* [DIRECTIONS]:
What follows is a set of records, each of which is to be written out exactly.

:: DATA TO USE ::

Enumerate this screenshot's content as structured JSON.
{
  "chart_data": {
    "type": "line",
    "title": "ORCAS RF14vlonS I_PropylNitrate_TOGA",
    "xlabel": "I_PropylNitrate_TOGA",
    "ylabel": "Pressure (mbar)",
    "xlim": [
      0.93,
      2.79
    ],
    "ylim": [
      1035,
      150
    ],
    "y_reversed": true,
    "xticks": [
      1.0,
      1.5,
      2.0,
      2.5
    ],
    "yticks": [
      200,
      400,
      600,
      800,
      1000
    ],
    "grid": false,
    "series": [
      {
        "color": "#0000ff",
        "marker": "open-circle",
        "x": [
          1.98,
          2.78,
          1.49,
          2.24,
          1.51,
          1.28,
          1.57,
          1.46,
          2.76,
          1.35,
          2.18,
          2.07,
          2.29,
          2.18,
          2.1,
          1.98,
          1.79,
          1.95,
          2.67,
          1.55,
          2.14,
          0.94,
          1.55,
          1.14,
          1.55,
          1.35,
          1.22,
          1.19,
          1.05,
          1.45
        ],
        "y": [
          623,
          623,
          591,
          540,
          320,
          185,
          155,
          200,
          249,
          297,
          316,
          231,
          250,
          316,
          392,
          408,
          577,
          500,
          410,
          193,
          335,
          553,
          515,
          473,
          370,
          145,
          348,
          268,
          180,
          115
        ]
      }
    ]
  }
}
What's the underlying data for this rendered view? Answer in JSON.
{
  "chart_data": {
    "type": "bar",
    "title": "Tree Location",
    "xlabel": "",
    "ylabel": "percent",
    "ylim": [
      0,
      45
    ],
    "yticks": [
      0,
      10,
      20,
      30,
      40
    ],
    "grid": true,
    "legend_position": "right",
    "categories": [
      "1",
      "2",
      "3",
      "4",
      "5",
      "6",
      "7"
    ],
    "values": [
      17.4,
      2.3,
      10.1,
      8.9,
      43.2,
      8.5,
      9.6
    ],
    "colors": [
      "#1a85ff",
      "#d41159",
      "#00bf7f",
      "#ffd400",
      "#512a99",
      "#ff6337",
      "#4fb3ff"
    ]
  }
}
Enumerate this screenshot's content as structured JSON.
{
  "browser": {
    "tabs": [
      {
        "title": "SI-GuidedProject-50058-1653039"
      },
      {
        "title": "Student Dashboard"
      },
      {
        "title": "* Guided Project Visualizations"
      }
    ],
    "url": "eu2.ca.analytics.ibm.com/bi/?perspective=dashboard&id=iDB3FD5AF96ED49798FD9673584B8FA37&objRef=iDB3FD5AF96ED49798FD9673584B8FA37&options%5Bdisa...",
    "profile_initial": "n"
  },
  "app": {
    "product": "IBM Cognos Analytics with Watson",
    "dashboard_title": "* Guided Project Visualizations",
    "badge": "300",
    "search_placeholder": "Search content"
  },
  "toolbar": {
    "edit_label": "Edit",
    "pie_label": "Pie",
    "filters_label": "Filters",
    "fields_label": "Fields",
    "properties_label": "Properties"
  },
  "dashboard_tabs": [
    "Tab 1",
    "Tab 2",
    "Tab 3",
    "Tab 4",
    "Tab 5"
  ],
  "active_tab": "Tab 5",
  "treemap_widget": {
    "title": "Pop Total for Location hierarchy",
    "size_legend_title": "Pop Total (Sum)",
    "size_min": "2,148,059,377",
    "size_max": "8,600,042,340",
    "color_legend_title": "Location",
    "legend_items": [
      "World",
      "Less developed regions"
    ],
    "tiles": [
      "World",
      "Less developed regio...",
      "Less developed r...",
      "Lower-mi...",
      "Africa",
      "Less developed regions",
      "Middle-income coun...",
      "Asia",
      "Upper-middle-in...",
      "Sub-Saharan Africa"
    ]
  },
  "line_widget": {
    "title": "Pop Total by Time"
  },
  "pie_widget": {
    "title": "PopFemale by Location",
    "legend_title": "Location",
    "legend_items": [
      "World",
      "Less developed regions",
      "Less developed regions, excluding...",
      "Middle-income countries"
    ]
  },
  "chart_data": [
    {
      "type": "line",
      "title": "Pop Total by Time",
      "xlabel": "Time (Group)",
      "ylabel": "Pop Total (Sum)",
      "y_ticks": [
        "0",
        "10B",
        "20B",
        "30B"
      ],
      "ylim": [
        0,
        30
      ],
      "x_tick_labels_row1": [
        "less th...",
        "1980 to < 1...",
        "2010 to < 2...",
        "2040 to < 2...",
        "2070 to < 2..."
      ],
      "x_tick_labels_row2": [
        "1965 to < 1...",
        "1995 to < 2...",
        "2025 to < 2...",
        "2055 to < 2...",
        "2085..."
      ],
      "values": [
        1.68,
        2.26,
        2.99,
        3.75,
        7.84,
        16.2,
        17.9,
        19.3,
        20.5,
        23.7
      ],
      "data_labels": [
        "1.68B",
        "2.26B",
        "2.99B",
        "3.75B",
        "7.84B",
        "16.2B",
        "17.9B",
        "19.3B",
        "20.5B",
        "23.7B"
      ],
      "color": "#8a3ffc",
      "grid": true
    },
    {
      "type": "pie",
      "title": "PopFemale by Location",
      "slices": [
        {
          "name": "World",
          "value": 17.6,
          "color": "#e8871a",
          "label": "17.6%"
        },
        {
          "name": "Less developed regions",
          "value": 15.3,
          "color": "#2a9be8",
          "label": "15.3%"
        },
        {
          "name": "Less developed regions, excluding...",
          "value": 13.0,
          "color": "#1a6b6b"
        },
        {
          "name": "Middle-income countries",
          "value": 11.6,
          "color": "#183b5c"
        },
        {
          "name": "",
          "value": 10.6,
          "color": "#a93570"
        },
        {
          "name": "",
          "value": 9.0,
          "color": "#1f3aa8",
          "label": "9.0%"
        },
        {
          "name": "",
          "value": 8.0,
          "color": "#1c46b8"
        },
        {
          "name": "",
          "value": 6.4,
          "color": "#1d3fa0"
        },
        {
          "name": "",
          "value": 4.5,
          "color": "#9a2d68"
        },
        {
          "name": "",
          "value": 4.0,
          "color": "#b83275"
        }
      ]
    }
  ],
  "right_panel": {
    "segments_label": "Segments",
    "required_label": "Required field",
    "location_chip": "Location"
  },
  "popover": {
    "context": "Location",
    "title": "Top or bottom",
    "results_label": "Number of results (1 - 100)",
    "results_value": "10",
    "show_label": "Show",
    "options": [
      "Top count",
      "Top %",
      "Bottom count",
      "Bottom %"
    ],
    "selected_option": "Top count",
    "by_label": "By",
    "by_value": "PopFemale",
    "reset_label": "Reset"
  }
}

:::

* [RESPONSE]:
Enumerate this screenshot's content as structured JSON.
{
  "chart_data": {
    "type": "line",
    "title": "ORCAS RF14vlonS I_PropylNitrate_TOGA",
    "xlabel": "I_PropylNitrate_TOGA",
    "ylabel": "Pressure (mbar)",
    "xlim": [
      0.93,
      2.79
    ],
    "ylim": [
      1035,
      150
    ],
    "y_reversed": true,
    "xticks": [
      1.0,
      1.5,
      2.0,
      2.5
    ],
    "yticks": [
      200,
      400,
      600,
      800,
      1000
    ],
    "grid": false,
    "series": [
      {
        "color": "#0000ff",
        "marker": "open-circle",
        "x": [
          1.98,
          2.78,
          1.49,
          2.24,
          1.51,
          1.28,
          1.57,
          1.46,
          2.76,
          1.35,
          2.18,
          2.07,
          2.29,
          2.18,
          2.1,
          1.98,
          1.79,
          1.95,
          2.67,
          1.55,
          2.14,
          0.94,
          1.55,
          1.14,
          1.55,
          1.35,
          1.22,
          1.19,
          1.05,
          1.45
        ],
        "y": [
          623,
          623,
          591,
          540,
          320,
          185,
          155,
          200,
          249,
          297,
          316,
          231,
          250,
          316,
          392,
          408,
          577,
          500,
          410,
          193,
          335,
          553,
          515,
          473,
          370,
          145,
          348,
          268,
          180,
          115
        ]
      }
    ]
  }
}
What's the underlying data for this rendered view? Answer in JSON.
{
  "chart_data": {
    "type": "bar",
    "title": "Tree Location",
    "xlabel": "",
    "ylabel": "percent",
    "ylim": [
      0,
      45
    ],
    "yticks": [
      0,
      10,
      20,
      30,
      40
    ],
    "grid": true,
    "legend_position": "right",
    "categories": [
      "1",
      "2",
      "3",
      "4",
      "5",
      "6",
      "7"
    ],
    "values": [
      17.4,
      2.3,
      10.1,
      8.9,
      43.2,
      8.5,
      9.6
    ],
    "colors": [
      "#1a85ff",
      "#d41159",
      "#00bf7f",
      "#ffd400",
      "#512a99",
      "#ff6337",
      "#4fb3ff"
    ]
  }
}
Enumerate this screenshot's content as structured JSON.
{
  "browser": {
    "tabs": [
      {
        "title": "SI-GuidedProject-50058-1653039"
      },
      {
        "title": "Student Dashboard"
      },
      {
        "title": "* Guided Project Visualizations"
      }
    ],
    "url": "eu2.ca.analytics.ibm.com/bi/?perspective=dashboard&id=iDB3FD5AF96ED49798FD9673584B8FA37&objRef=iDB3FD5AF96ED49798FD9673584B8FA37&options%5Bdisa...",
    "profile_initial": "n"
  },
  "app": {
    "product": "IBM Cognos Analytics with Watson",
    "dashboard_title": "* Guided Project Visualizations",
    "badge": "300",
    "search_placeholder": "Search content"
  },
  "toolbar": {
    "edit_label": "Edit",
    "pie_label": "Pie",
    "filters_label": "Filters",
    "fields_label": "Fields",
    "properties_label": "Properties"
  },
  "dashboard_tabs": [
    "Tab 1",
    "Tab 2",
    "Tab 3",
    "Tab 4",
    "Tab 5"
  ],
  "active_tab": "Tab 5",
  "treemap_widget": {
    "title": "Pop Total for Location hierarchy",
    "size_legend_title": "Pop Total (Sum)",
    "size_min": "2,148,059,377",
    "size_max": "8,600,042,340",
    "color_legend_title": "Location",
    "legend_items": [
      "World",
      "Less developed regions"
    ],
    "tiles": [
      "World",
      "Less developed regio...",
      "Less developed r...",
      "Lower-mi...",
      "Africa",
      "Less developed regions",
      "Middle-income coun...",
      "Asia",
      "Upper-middle-in...",
      "Sub-Saharan Africa"
    ]
  },
  "line_widget": {
    "title": "Pop Total by Time"
  },
  "pie_widget": {
    "title": "PopFemale by Location",
    "legend_title": "Location",
    "legend_items": [
      "World",
      "Less developed regions",
      "Less developed regions, excluding...",
      "Middle-income countries"
    ]
  },
  "chart_data": [
    {
      "type": "line",
      "title": "Pop Total by Time",
      "xlabel": "Time (Group)",
      "ylabel": "Pop Total (Sum)",
      "y_ticks": [
        "0",
        "10B",
        "20B",
        "30B"
      ],
      "ylim": [
        0,
        30
      ],
      "x_tick_labels_row1": [
        "less th...",
        "1980 to < 1...",
        "2010 to < 2...",
        "2040 to < 2...",
        "2070 to < 2..."
      ],
      "x_tick_labels_row2": [
        "1965 to < 1...",
        "1995 to < 2...",
        "2025 to < 2...",
        "2055 to < 2...",
        "2085..."
      ],
      "values": [
        1.68,
        2.26,
        2.99,
        3.75,
        7.84,
        16.2,
        17.9,
        19.3,
        20.5,
        23.7
      ],
      "data_labels": [
        "1.68B",
        "2.26B",
        "2.99B",
        "3.75B",
        "7.84B",
        "16.2B",
        "17.9B",
        "19.3B",
        "20.5B",
        "23.7B"
      ],
      "color": "#8a3ffc",
      "grid": true
    },
    {
      "type": "pie",
      "title": "PopFemale by Location",
      "slices": [
        {
          "name": "World",
          "value": 17.6,
          "color": "#e8871a",
          "label": "17.6%"
        },
        {
          "name": "Less developed regions",
          "value": 15.3,
          "color": "#2a9be8",
          "label": "15.3%"
        },
        {
          "name": "Less developed regions, excluding...",
          "value": 13.0,
          "color": "#1a6b6b"
        },
        {
          "name": "Middle-income countries",
          "value": 11.6,
          "color": "#183b5c"
        },
        {
          "name": "",
          "value": 10.6,
          "color": "#a93570"
        },
        {
          "name": "",
          "value": 9.0,
          "color": "#1f3aa8",
          "label": "9.0%"
        },
        {
          "name": "",
          "value": 8.0,
          "color": "#1c46b8"
        },
        {
          "name": "",
          "value": 6.4,
          "color": "#1d3fa0"
        },
        {
          "name": "",
          "value": 4.5,
          "color": "#9a2d68"
        },
        {
          "name": "",
          "value": 4.0,
          "color": "#b83275"
        }
      ]
    }
  ],
  "right_panel": {
    "segments_label": "Segments",
    "required_label": "Required field",
    "location_chip": "Location"
  },
  "popover": {
    "context": "Location",
    "title": "Top or bottom",
    "results_label": "Number of results (1 - 100)",
    "results_value": "10",
    "show_label": "Show",
    "options": [
      "Top count",
      "Top %",
      "Bottom count",
      "Bottom %"
    ],
    "selected_option": "Top count",
    "by_label": "By",
    "by_value": "PopFemale",
    "reset_label": "Reset"
  }
}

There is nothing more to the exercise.